▸ Task directions
Below are entries; tally how many lines hold the string "JSON" and answer with only that figure.

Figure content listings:

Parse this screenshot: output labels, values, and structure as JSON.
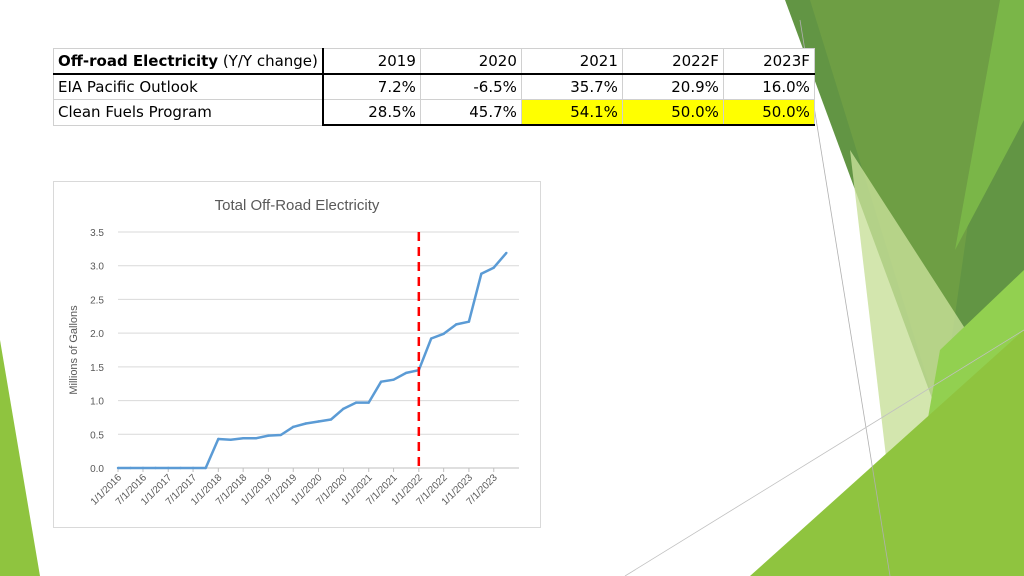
{
  "table": {
    "header": {
      "label_bold": "Off-road Electricity",
      "label_rest": " (Y/Y change)",
      "years": [
        "2019",
        "2020",
        "2021",
        "2022F",
        "2023F"
      ]
    },
    "rows": [
      {
        "label": "EIA Pacific Outlook",
        "values": [
          "7.2%",
          "-6.5%",
          "35.7%",
          "20.9%",
          "16.0%"
        ],
        "highlight": [
          false,
          false,
          false,
          false,
          false
        ]
      },
      {
        "label": "Clean Fuels Program",
        "values": [
          "28.5%",
          "45.7%",
          "54.1%",
          "50.0%",
          "50.0%"
        ],
        "highlight": [
          false,
          false,
          true,
          true,
          true
        ]
      }
    ],
    "highlight_color": "#ffff00"
  },
  "chart_data": {
    "type": "line",
    "title": "Total Off-Road Electricity",
    "xlabel": "",
    "ylabel": "Millions of Gallons",
    "ylim": [
      0,
      3.5
    ],
    "yticks": [
      "0.0",
      "0.5",
      "1.0",
      "1.5",
      "2.0",
      "2.5",
      "3.0",
      "3.5"
    ],
    "categories": [
      "1/1/2016",
      "7/1/2016",
      "1/1/2017",
      "7/1/2017",
      "1/1/2018",
      "7/1/2018",
      "1/1/2019",
      "7/1/2019",
      "1/1/2020",
      "7/1/2020",
      "1/1/2021",
      "7/1/2021",
      "1/1/2022",
      "7/1/2022",
      "1/1/2023",
      "7/1/2023"
    ],
    "series": [
      {
        "x": [
          "1/1/2016",
          "4/1/2016",
          "7/1/2016",
          "10/1/2016",
          "1/1/2017",
          "4/1/2017",
          "7/1/2017",
          "10/1/2017",
          "1/1/2018",
          "4/1/2018",
          "7/1/2018",
          "10/1/2018",
          "1/1/2019",
          "4/1/2019",
          "7/1/2019",
          "10/1/2019",
          "1/1/2020",
          "4/1/2020",
          "7/1/2020",
          "10/1/2020",
          "1/1/2021",
          "4/1/2021",
          "7/1/2021",
          "10/1/2021",
          "1/1/2022",
          "4/1/2022",
          "7/1/2022",
          "10/1/2022",
          "1/1/2023",
          "4/1/2023",
          "7/1/2023",
          "10/1/2023"
        ],
        "values": [
          0,
          0,
          0,
          0,
          0,
          0,
          0,
          0,
          0.43,
          0.42,
          0.44,
          0.44,
          0.48,
          0.49,
          0.61,
          0.66,
          0.69,
          0.72,
          0.88,
          0.97,
          0.97,
          1.28,
          1.31,
          1.41,
          1.45,
          1.92,
          1.99,
          2.13,
          2.17,
          2.88,
          2.97,
          3.19
        ],
        "color": "#5b9bd5"
      }
    ],
    "forecast_divider": {
      "x": "1/1/2022",
      "color": "#ff0000"
    },
    "grid": true,
    "legend": "none"
  },
  "colors": {
    "green_light": "#92d050",
    "green_mid": "#7ab648",
    "green_dark": "#5a8f3a",
    "green_pale": "#d4e8b0"
  }
}
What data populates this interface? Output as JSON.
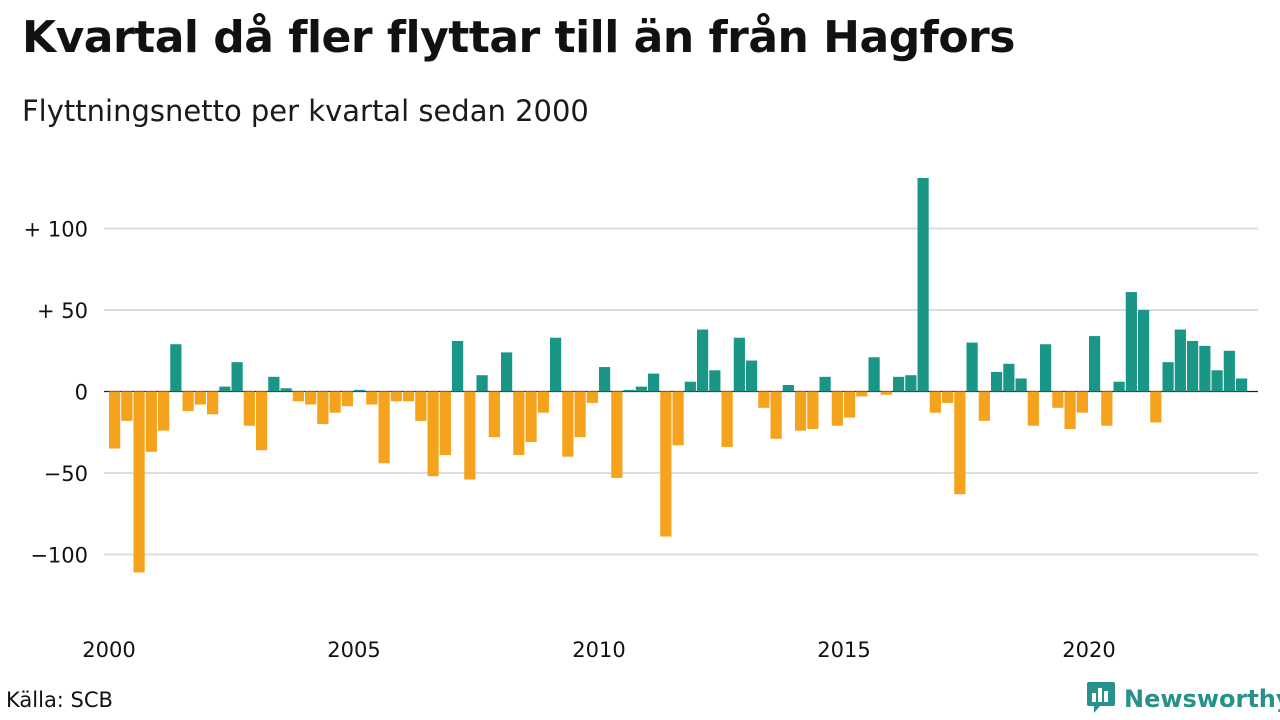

▸ Response
2